» INSTRUCTIONS FOR THE TASK: Give every line of the material again, exactly as written.

---- PROVIDED RECORDS

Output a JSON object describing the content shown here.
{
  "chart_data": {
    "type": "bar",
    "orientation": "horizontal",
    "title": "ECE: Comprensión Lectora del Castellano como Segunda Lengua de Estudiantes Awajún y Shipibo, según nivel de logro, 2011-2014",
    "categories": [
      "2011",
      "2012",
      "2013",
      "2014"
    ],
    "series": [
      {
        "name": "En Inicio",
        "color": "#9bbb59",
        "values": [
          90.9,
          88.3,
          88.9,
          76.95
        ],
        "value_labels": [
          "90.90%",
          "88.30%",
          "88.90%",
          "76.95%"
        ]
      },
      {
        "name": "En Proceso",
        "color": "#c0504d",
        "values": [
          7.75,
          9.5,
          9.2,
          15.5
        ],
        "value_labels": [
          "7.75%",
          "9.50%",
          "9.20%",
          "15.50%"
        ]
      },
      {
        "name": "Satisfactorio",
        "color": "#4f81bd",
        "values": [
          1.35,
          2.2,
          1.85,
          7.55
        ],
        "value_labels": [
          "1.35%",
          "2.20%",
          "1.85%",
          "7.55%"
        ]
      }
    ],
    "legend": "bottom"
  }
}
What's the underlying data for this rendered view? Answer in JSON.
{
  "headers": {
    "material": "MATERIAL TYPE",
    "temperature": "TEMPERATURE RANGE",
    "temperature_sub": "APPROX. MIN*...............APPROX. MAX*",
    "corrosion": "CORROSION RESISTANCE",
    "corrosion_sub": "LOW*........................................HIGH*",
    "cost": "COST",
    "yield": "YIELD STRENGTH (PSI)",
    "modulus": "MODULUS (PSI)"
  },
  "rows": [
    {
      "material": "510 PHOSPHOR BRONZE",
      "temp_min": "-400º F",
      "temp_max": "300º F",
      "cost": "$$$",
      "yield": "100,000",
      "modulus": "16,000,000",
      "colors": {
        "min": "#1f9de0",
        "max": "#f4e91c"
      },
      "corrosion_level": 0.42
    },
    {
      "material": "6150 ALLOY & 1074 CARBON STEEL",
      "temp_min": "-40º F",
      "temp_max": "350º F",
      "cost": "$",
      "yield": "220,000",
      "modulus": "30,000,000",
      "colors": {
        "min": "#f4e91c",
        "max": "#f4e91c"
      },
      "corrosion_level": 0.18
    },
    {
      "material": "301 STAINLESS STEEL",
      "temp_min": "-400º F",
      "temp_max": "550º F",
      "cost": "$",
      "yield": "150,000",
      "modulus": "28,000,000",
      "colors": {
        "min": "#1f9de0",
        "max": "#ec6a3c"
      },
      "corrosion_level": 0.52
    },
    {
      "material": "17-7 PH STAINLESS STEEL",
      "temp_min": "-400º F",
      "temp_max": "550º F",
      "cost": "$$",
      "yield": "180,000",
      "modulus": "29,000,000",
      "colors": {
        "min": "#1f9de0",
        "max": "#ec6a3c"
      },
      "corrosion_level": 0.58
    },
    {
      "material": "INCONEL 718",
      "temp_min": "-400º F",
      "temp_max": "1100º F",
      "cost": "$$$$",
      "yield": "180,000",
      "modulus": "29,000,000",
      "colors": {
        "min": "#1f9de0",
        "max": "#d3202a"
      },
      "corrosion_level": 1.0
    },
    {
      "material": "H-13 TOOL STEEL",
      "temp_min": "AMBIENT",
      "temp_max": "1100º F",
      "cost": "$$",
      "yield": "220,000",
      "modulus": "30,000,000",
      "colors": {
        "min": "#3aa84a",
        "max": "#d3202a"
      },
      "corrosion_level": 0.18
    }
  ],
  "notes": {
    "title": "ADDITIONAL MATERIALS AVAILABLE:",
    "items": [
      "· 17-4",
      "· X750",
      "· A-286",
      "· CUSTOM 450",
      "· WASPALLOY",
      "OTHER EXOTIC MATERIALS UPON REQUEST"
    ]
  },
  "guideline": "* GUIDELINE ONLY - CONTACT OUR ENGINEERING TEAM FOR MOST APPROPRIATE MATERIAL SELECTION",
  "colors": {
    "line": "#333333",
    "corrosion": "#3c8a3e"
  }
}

--------

» PROBLEM SOLUTION:
Output a JSON object describing the content shown here.
{
  "chart_data": {
    "type": "bar",
    "orientation": "horizontal",
    "title": "ECE: Comprensión Lectora del Castellano como Segunda Lengua de Estudiantes Awajún y Shipibo, según nivel de logro, 2011-2014",
    "categories": [
      "2011",
      "2012",
      "2013",
      "2014"
    ],
    "series": [
      {
        "name": "En Inicio",
        "color": "#9bbb59",
        "values": [
          90.9,
          88.3,
          88.9,
          76.95
        ],
        "value_labels": [
          "90.90%",
          "88.30%",
          "88.90%",
          "76.95%"
        ]
      },
      {
        "name": "En Proceso",
        "color": "#c0504d",
        "values": [
          7.75,
          9.5,
          9.2,
          15.5
        ],
        "value_labels": [
          "7.75%",
          "9.50%",
          "9.20%",
          "15.50%"
        ]
      },
      {
        "name": "Satisfactorio",
        "color": "#4f81bd",
        "values": [
          1.35,
          2.2,
          1.85,
          7.55
        ],
        "value_labels": [
          "1.35%",
          "2.20%",
          "1.85%",
          "7.55%"
        ]
      }
    ],
    "legend": "bottom"
  }
}
What's the underlying data for this rendered view? Answer in JSON.
{
  "headers": {
    "material": "MATERIAL TYPE",
    "temperature": "TEMPERATURE RANGE",
    "temperature_sub": "APPROX. MIN*...............APPROX. MAX*",
    "corrosion": "CORROSION RESISTANCE",
    "corrosion_sub": "LOW*........................................HIGH*",
    "cost": "COST",
    "yield": "YIELD STRENGTH (PSI)",
    "modulus": "MODULUS (PSI)"
  },
  "rows": [
    {
      "material": "510 PHOSPHOR BRONZE",
      "temp_min": "-400º F",
      "temp_max": "300º F",
      "cost": "$$$",
      "yield": "100,000",
      "modulus": "16,000,000",
      "colors": {
        "min": "#1f9de0",
        "max": "#f4e91c"
      },
      "corrosion_level": 0.42
    },
    {
      "material": "6150 ALLOY & 1074 CARBON STEEL",
      "temp_min": "-40º F",
      "temp_max": "350º F",
      "cost": "$",
      "yield": "220,000",
      "modulus": "30,000,000",
      "colors": {
        "min": "#f4e91c",
        "max": "#f4e91c"
      },
      "corrosion_level": 0.18
    },
    {
      "material": "301 STAINLESS STEEL",
      "temp_min": "-400º F",
      "temp_max": "550º F",
      "cost": "$",
      "yield": "150,000",
      "modulus": "28,000,000",
      "colors": {
        "min": "#1f9de0",
        "max": "#ec6a3c"
      },
      "corrosion_level": 0.52
    },
    {
      "material": "17-7 PH STAINLESS STEEL",
      "temp_min": "-400º F",
      "temp_max": "550º F",
      "cost": "$$",
      "yield": "180,000",
      "modulus": "29,000,000",
      "colors": {
        "min": "#1f9de0",
        "max": "#ec6a3c"
      },
      "corrosion_level": 0.58
    },
    {
      "material": "INCONEL 718",
      "temp_min": "-400º F",
      "temp_max": "1100º F",
      "cost": "$$$$",
      "yield": "180,000",
      "modulus": "29,000,000",
      "colors": {
        "min": "#1f9de0",
        "max": "#d3202a"
      },
      "corrosion_level": 1.0
    },
    {
      "material": "H-13 TOOL STEEL",
      "temp_min": "AMBIENT",
      "temp_max": "1100º F",
      "cost": "$$",
      "yield": "220,000",
      "modulus": "30,000,000",
      "colors": {
        "min": "#3aa84a",
        "max": "#d3202a"
      },
      "corrosion_level": 0.18
    }
  ],
  "notes": {
    "title": "ADDITIONAL MATERIALS AVAILABLE:",
    "items": [
      "· 17-4",
      "· X750",
      "· A-286",
      "· CUSTOM 450",
      "· WASPALLOY",
      "OTHER EXOTIC MATERIALS UPON REQUEST"
    ]
  },
  "guideline": "* GUIDELINE ONLY - CONTACT OUR ENGINEERING TEAM FOR MOST APPROPRIATE MATERIAL SELECTION",
  "colors": {
    "line": "#333333",
    "corrosion": "#3c8a3e"
  }
}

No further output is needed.